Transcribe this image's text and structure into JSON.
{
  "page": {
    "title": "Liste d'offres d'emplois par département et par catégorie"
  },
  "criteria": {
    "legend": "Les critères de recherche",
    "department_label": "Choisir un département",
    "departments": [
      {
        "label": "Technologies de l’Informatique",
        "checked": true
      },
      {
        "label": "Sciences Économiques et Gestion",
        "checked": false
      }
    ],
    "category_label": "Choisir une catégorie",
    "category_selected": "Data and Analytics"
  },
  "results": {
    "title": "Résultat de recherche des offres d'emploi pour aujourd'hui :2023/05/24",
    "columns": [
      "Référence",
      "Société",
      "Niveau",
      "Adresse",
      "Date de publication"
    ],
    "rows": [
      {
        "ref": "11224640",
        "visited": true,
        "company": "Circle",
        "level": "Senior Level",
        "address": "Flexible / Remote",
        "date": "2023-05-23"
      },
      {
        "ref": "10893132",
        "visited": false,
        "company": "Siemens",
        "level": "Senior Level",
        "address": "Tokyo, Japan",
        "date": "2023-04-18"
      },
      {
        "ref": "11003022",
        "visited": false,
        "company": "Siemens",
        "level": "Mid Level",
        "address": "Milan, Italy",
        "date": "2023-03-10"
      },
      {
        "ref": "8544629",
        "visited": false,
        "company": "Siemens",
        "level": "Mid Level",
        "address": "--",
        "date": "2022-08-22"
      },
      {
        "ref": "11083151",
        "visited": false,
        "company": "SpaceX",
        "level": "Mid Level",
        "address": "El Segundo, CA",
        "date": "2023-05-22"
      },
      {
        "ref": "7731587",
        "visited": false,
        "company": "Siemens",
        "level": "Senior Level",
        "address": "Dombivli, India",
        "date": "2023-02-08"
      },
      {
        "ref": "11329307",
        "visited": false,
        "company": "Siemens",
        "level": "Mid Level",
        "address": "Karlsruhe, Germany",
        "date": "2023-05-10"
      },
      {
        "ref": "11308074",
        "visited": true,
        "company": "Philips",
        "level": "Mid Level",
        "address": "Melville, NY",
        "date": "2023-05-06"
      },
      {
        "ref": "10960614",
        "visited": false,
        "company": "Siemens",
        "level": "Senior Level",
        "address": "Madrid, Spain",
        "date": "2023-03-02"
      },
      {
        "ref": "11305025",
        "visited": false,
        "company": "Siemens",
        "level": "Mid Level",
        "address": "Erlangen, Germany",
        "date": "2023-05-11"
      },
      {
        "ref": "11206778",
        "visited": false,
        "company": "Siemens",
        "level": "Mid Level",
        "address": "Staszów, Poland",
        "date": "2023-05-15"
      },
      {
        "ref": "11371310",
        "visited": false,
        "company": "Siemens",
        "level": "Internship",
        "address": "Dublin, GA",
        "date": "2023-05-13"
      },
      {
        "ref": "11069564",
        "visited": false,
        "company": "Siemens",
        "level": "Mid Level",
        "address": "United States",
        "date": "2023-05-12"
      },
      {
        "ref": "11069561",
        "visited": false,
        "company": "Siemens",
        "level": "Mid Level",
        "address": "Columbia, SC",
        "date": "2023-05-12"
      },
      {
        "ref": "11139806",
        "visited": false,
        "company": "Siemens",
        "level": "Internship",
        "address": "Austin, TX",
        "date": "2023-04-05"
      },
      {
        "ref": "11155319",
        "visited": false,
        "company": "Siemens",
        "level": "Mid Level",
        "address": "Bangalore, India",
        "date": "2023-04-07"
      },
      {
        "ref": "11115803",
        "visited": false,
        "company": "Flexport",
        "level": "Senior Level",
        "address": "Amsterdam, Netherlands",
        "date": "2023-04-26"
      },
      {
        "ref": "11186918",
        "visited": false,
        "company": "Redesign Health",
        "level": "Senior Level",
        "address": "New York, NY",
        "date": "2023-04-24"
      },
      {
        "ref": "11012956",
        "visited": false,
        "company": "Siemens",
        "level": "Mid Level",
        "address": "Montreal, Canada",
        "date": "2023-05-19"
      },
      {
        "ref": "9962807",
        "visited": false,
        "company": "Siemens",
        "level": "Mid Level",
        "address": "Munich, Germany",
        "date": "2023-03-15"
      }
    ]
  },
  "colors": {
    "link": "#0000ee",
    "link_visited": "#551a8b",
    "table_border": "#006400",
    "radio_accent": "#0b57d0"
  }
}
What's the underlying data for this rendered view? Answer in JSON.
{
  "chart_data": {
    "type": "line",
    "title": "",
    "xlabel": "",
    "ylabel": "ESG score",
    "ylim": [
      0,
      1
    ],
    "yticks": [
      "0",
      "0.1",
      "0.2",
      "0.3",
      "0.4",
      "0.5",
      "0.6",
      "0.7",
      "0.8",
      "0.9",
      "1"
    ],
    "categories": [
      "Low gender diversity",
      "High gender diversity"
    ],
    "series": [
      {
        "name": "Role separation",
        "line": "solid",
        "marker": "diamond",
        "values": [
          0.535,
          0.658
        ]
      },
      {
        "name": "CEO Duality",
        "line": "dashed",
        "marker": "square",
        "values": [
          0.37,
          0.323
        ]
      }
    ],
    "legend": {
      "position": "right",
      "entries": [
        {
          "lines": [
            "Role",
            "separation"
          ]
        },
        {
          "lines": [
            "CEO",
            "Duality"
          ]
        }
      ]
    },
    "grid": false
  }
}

---------------

**Directive**
State how many lines of the records above contain "recherche", with no words besides the number.

**Final result**
2